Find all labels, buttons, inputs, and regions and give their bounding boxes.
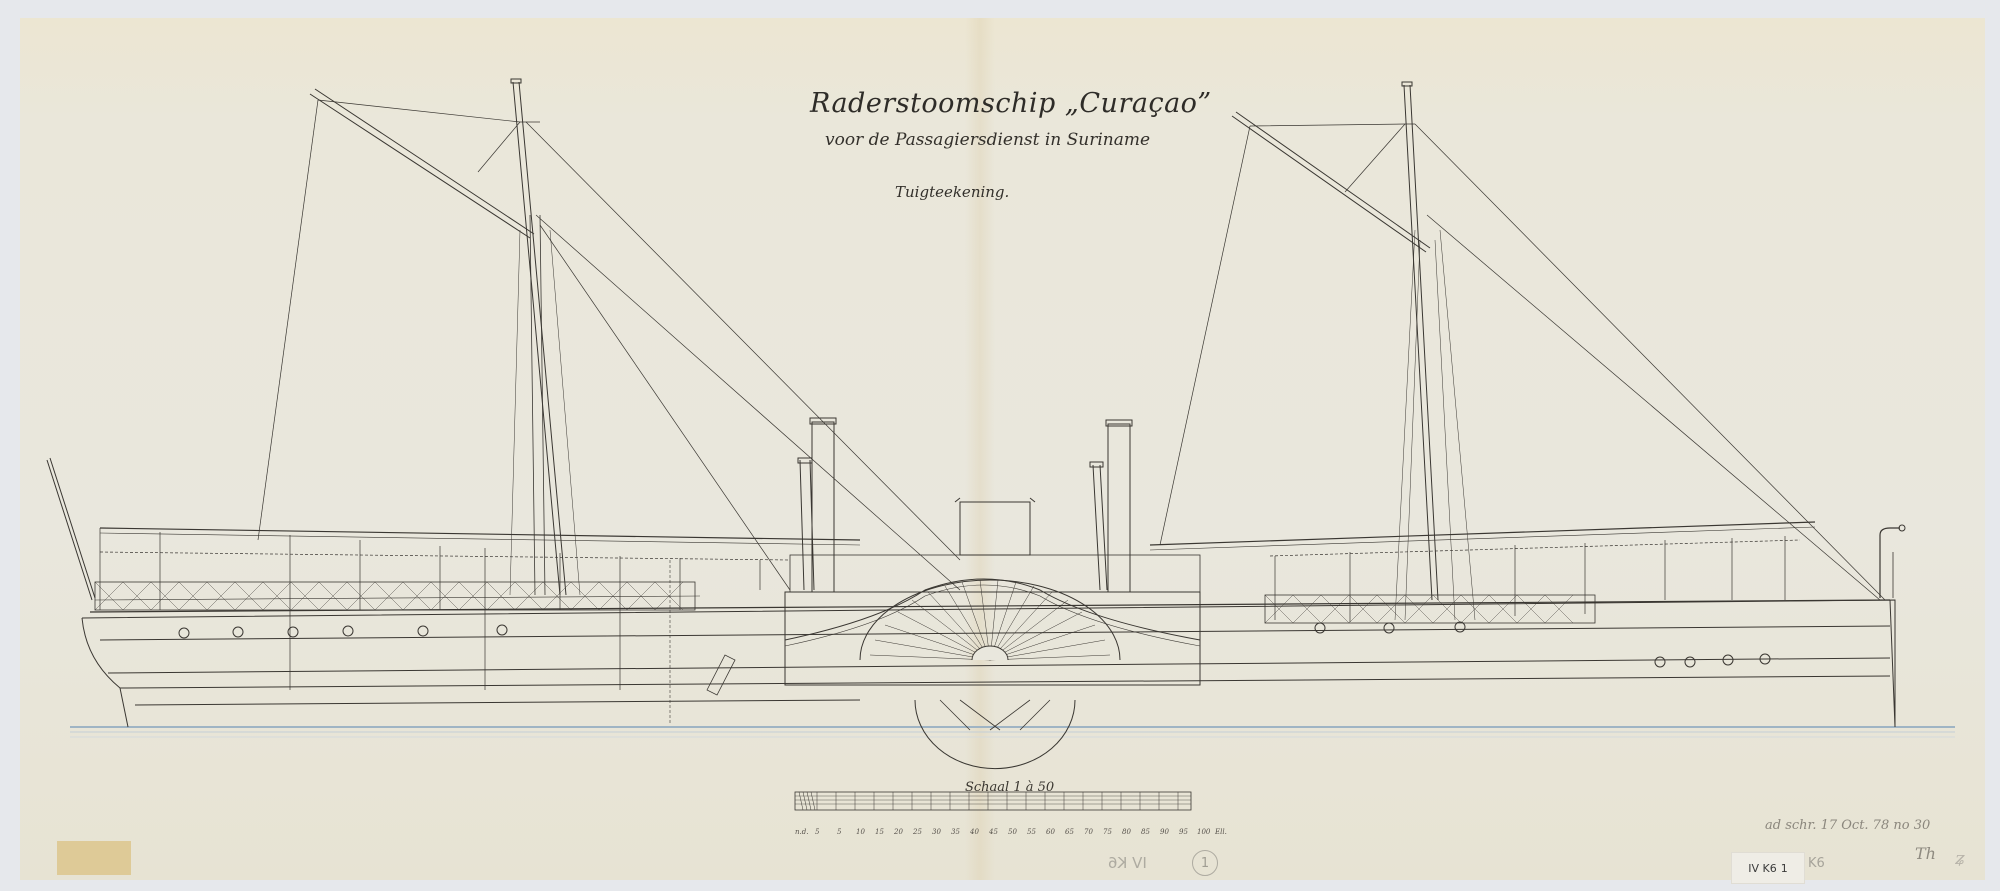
drawing-title: Raderstoomschip „Curaçao” bbox=[810, 88, 1212, 119]
label-code: IV K6 bbox=[1748, 862, 1776, 875]
scale-tick: 75 bbox=[1103, 828, 1112, 836]
scale-tick: 85 bbox=[1141, 828, 1150, 836]
scale-tick-left-5: 5 bbox=[815, 828, 819, 836]
scale-tick: 55 bbox=[1027, 828, 1036, 836]
scale-tick: 50 bbox=[1008, 828, 1017, 836]
scale-tick: 70 bbox=[1084, 828, 1093, 836]
scale-tick: 80 bbox=[1122, 828, 1131, 836]
scale-title: Schaal 1 à 50 bbox=[965, 780, 1054, 795]
archive-note: ad schr. 17 Oct. 78 no 30 bbox=[1765, 818, 1930, 833]
sheet-name: Tuigteekening. bbox=[895, 183, 1009, 201]
drawing-subtitle: voor de Passagiersdienst in Suriname bbox=[825, 130, 1150, 150]
drawing-sheet: Raderstoomschip „Curaçao” voor de Passag… bbox=[20, 18, 1985, 880]
circled-number: 1 bbox=[1192, 850, 1218, 876]
pencil-scribble-mark: ʑ bbox=[1955, 848, 1965, 869]
archive-label-slip: IV K6 1 bbox=[1731, 852, 1805, 884]
scale-unit: Ell. bbox=[1215, 828, 1227, 836]
scale-tick: 25 bbox=[913, 828, 922, 836]
scale-tick: 95 bbox=[1179, 828, 1188, 836]
pencil-reference: K6 bbox=[1808, 856, 1825, 871]
scale-tick: 40 bbox=[970, 828, 979, 836]
scale-tick: 5 bbox=[837, 828, 841, 836]
fore-mast bbox=[258, 79, 960, 595]
mirrored-reference: IV K6 bbox=[1108, 854, 1147, 872]
scale-tick: 90 bbox=[1160, 828, 1169, 836]
scale-tick: 20 bbox=[894, 828, 903, 836]
funnels bbox=[798, 418, 1132, 592]
scale-tick: 15 bbox=[875, 828, 884, 836]
label-number: 1 bbox=[1781, 862, 1788, 875]
scale-tick: 35 bbox=[951, 828, 960, 836]
initials: Th bbox=[1915, 844, 1936, 863]
scale-tick: 60 bbox=[1046, 828, 1055, 836]
scale-tick: 100 bbox=[1197, 828, 1210, 836]
scale-left-label: n.d. bbox=[795, 828, 808, 836]
scale-tick: 10 bbox=[856, 828, 865, 836]
scale-labels: n.d. 5 5 10 15 20 25 30 35 40 45 50 55 6… bbox=[795, 828, 1255, 840]
scale-tick: 45 bbox=[989, 828, 998, 836]
main-mast bbox=[1160, 82, 1885, 620]
scale-tick: 65 bbox=[1065, 828, 1074, 836]
scale-tick: 30 bbox=[932, 828, 941, 836]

Task instructions
Rewrite the lines of the records with "bbox" swapped for "box" everywhere it occurs and everything else left as it is. Leave the pictures out.

Task answer
Find all labels, buttons, inputs, and regions and give their bounding boxes.
drawing-title: Raderstoomschip „Curaçao” box=[810, 88, 1212, 119]
label-code: IV K6 box=[1748, 862, 1776, 875]
scale-tick: 75 box=[1103, 828, 1112, 836]
scale-tick: 85 box=[1141, 828, 1150, 836]
scale-tick-left-5: 5 box=[815, 828, 819, 836]
scale-tick: 55 box=[1027, 828, 1036, 836]
scale-tick: 50 box=[1008, 828, 1017, 836]
scale-tick: 70 box=[1084, 828, 1093, 836]
scale-tick: 80 box=[1122, 828, 1131, 836]
scale-title: Schaal 1 à 50 box=[965, 780, 1054, 795]
archive-note: ad schr. 17 Oct. 78 no 30 box=[1765, 818, 1930, 833]
sheet-name: Tuigteekening. box=[895, 183, 1009, 201]
drawing-subtitle: voor de Passagiersdienst in Suriname box=[825, 130, 1150, 150]
drawing-sheet: Raderstoomschip „Curaçao” voor de Passag… box=[20, 18, 1985, 880]
circled-number: 1 box=[1192, 850, 1218, 876]
pencil-scribble-mark: ʑ box=[1955, 848, 1965, 869]
archive-label-slip: IV K6 1 box=[1731, 852, 1805, 884]
scale-unit: Ell. box=[1215, 828, 1227, 836]
scale-tick: 25 box=[913, 828, 922, 836]
scale-tick: 95 box=[1179, 828, 1188, 836]
pencil-reference: K6 box=[1808, 856, 1825, 871]
scale-tick: 40 box=[970, 828, 979, 836]
scale-tick: 5 box=[837, 828, 841, 836]
fore-mast box=[258, 79, 960, 595]
mirrored-reference: IV K6 box=[1108, 854, 1147, 872]
scale-tick: 90 box=[1160, 828, 1169, 836]
scale-tick: 20 box=[894, 828, 903, 836]
funnels box=[798, 418, 1132, 592]
scale-tick: 15 box=[875, 828, 884, 836]
label-number: 1 box=[1781, 862, 1788, 875]
scale-tick: 35 box=[951, 828, 960, 836]
initials: Th box=[1915, 844, 1936, 863]
scale-tick: 60 box=[1046, 828, 1055, 836]
scale-tick: 100 box=[1197, 828, 1210, 836]
scale-left-label: n.d. box=[795, 828, 808, 836]
scale-tick: 10 box=[856, 828, 865, 836]
scale-labels: n.d. 5 5 10 15 20 25 30 35 40 45 50 55 6… box=[795, 828, 1255, 840]
scale-tick: 45 box=[989, 828, 998, 836]
main-mast box=[1160, 82, 1885, 620]
scale-tick: 65 box=[1065, 828, 1074, 836]
scale-tick: 30 box=[932, 828, 941, 836]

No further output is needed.